# Objective
Lines before the one containing "Convert this screenshot" are left out; copy that line and every later line through the end of the data exactly.

━━━ Data shown

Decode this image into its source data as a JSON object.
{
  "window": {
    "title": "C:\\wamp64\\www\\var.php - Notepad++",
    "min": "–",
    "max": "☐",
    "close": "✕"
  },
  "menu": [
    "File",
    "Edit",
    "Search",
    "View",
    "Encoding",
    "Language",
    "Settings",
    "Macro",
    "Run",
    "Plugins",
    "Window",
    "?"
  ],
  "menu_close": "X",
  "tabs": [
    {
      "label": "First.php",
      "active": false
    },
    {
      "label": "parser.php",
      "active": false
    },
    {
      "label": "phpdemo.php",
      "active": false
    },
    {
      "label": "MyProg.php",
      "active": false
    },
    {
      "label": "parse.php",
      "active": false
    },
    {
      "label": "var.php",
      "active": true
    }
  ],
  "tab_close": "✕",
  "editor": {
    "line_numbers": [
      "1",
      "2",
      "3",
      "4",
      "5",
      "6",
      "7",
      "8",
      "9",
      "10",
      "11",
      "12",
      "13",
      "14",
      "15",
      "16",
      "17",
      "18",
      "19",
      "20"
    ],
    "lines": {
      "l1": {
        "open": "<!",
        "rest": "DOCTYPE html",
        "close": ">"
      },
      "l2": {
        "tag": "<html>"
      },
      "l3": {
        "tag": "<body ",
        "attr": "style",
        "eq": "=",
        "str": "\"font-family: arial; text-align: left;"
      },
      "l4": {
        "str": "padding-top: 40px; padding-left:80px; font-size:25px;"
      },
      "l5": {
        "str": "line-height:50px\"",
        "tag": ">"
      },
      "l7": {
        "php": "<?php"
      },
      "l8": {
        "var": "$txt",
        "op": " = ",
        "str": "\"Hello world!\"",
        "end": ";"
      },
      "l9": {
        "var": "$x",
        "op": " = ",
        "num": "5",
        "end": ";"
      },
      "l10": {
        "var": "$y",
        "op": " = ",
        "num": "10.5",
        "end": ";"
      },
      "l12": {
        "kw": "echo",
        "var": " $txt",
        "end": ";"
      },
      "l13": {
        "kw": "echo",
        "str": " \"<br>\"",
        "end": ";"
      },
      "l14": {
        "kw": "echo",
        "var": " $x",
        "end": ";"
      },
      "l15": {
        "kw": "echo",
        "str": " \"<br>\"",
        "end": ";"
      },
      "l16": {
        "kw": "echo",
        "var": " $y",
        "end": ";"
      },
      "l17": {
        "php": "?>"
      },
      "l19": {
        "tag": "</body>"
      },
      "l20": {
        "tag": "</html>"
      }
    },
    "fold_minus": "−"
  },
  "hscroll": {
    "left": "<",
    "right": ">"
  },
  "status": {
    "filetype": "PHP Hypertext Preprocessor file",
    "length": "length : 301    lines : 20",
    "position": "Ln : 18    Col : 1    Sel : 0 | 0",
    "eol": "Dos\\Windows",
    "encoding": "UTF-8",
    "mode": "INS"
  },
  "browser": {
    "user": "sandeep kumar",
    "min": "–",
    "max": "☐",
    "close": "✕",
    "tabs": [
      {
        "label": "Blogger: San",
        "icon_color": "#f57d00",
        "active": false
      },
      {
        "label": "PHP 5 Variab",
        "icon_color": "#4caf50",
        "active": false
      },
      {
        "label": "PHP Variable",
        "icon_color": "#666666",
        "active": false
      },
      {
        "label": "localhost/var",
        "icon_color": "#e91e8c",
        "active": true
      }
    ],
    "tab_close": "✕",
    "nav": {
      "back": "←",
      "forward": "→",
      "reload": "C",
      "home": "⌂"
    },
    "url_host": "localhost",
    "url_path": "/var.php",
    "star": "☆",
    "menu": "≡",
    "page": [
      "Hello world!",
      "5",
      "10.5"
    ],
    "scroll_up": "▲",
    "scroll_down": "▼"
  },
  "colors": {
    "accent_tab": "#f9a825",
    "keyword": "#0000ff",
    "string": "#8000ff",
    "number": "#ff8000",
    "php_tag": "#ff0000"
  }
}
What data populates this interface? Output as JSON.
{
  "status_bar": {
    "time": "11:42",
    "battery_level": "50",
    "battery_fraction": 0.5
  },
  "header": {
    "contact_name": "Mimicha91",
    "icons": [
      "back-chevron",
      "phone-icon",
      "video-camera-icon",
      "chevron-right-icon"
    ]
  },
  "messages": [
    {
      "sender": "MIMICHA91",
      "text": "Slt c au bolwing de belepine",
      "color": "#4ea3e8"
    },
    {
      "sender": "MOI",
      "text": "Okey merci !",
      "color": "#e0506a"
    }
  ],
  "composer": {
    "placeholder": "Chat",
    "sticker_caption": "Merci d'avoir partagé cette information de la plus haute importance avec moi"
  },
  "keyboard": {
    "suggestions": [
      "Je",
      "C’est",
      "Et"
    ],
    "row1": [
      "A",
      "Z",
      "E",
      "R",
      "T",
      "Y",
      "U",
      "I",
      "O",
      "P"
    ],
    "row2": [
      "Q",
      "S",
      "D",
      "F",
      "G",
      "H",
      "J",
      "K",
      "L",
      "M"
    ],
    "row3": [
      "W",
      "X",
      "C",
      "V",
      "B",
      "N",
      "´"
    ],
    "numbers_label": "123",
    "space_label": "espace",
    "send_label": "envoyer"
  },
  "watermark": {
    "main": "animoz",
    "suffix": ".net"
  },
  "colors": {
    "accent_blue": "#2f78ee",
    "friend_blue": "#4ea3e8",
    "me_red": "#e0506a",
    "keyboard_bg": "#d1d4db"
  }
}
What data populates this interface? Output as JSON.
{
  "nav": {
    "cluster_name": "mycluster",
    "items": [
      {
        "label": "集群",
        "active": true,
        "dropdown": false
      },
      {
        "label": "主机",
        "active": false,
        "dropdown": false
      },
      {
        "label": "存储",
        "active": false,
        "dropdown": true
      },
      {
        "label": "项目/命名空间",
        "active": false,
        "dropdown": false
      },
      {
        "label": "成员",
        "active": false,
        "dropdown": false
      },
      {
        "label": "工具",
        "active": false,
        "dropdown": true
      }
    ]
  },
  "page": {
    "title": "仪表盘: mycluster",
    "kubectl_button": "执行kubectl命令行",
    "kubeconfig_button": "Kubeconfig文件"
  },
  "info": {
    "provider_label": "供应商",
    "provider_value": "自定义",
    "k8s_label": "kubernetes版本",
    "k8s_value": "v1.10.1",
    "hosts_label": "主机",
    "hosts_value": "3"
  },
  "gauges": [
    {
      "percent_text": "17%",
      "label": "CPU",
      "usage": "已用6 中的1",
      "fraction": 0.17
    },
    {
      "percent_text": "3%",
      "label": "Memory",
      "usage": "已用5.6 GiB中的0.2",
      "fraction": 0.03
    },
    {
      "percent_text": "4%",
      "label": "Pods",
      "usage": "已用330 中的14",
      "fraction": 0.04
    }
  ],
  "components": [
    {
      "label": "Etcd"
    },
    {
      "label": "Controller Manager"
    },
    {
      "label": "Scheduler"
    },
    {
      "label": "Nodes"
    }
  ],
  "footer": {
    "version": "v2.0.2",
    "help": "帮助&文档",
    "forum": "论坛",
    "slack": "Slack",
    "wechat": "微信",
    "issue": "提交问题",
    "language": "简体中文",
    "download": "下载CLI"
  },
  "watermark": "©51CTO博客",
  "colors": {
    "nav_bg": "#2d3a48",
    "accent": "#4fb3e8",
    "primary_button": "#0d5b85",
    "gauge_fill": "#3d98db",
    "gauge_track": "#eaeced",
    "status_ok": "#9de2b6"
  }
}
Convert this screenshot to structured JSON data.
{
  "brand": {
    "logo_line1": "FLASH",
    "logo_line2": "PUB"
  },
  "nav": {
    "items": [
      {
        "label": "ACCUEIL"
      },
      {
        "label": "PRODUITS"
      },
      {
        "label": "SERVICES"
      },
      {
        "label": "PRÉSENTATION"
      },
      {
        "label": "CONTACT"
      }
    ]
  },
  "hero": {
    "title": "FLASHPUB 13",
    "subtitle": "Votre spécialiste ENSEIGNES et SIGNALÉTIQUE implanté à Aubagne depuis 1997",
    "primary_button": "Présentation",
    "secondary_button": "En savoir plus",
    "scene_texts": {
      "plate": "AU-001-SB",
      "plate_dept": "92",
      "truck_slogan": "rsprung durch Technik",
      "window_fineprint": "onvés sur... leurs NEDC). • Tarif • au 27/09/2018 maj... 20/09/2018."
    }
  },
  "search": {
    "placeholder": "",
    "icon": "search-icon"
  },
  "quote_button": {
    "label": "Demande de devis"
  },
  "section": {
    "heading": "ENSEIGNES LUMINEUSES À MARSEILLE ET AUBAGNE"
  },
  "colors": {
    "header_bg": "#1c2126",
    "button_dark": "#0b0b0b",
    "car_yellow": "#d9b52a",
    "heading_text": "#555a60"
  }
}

━━━━━━

# Task answer
Convert this screenshot to structured JSON data.
{
  "brand": {
    "logo_line1": "FLASH",
    "logo_line2": "PUB"
  },
  "nav": {
    "items": [
      {
        "label": "ACCUEIL"
      },
      {
        "label": "PRODUITS"
      },
      {
        "label": "SERVICES"
      },
      {
        "label": "PRÉSENTATION"
      },
      {
        "label": "CONTACT"
      }
    ]
  },
  "hero": {
    "title": "FLASHPUB 13",
    "subtitle": "Votre spécialiste ENSEIGNES et SIGNALÉTIQUE implanté à Aubagne depuis 1997",
    "primary_button": "Présentation",
    "secondary_button": "En savoir plus",
    "scene_texts": {
      "plate": "AU-001-SB",
      "plate_dept": "92",
      "truck_slogan": "rsprung durch Technik",
      "window_fineprint": "onvés sur... leurs NEDC). • Tarif • au 27/09/2018 maj... 20/09/2018."
    }
  },
  "search": {
    "placeholder": "",
    "icon": "search-icon"
  },
  "quote_button": {
    "label": "Demande de devis"
  },
  "section": {
    "heading": "ENSEIGNES LUMINEUSES À MARSEILLE ET AUBAGNE"
  },
  "colors": {
    "header_bg": "#1c2126",
    "button_dark": "#0b0b0b",
    "car_yellow": "#d9b52a",
    "heading_text": "#555a60"
  }
}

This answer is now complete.